What you have to do:
Reproduce the entries in full, with no changes.

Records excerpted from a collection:
---
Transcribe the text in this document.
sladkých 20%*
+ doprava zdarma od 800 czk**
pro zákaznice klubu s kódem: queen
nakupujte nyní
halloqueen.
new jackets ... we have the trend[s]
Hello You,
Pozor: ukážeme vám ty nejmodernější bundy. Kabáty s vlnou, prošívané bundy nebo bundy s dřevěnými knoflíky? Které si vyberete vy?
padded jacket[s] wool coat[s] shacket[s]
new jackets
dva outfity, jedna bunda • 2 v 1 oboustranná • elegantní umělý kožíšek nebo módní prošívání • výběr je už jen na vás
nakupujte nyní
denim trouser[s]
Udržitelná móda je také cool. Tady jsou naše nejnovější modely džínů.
---
Right answer:
Transcribe the text in this document.
sladkých 20%*
+ doprava zdarma od 800 czk**
pro zákaznice klubu s kódem: queen
nakupujte nyní
halloqueen.
new jackets ... we have the trend[s]
Hello You,
Pozor: ukážeme vám ty nejmodernější bundy. Kabáty s vlnou, prošívané bundy nebo bundy s dřevěnými knoflíky? Které si vyberete vy?
padded jacket[s] wool coat[s] shacket[s]
new jackets
dva outfity, jedna bunda • 2 v 1 oboustranná • elegantní umělý kožíšek nebo módní prošívání • výběr je už jen na vás
nakupujte nyní
denim trouser[s]
Udržitelná móda je také cool. Tady jsou naše nejnovější modely džínů.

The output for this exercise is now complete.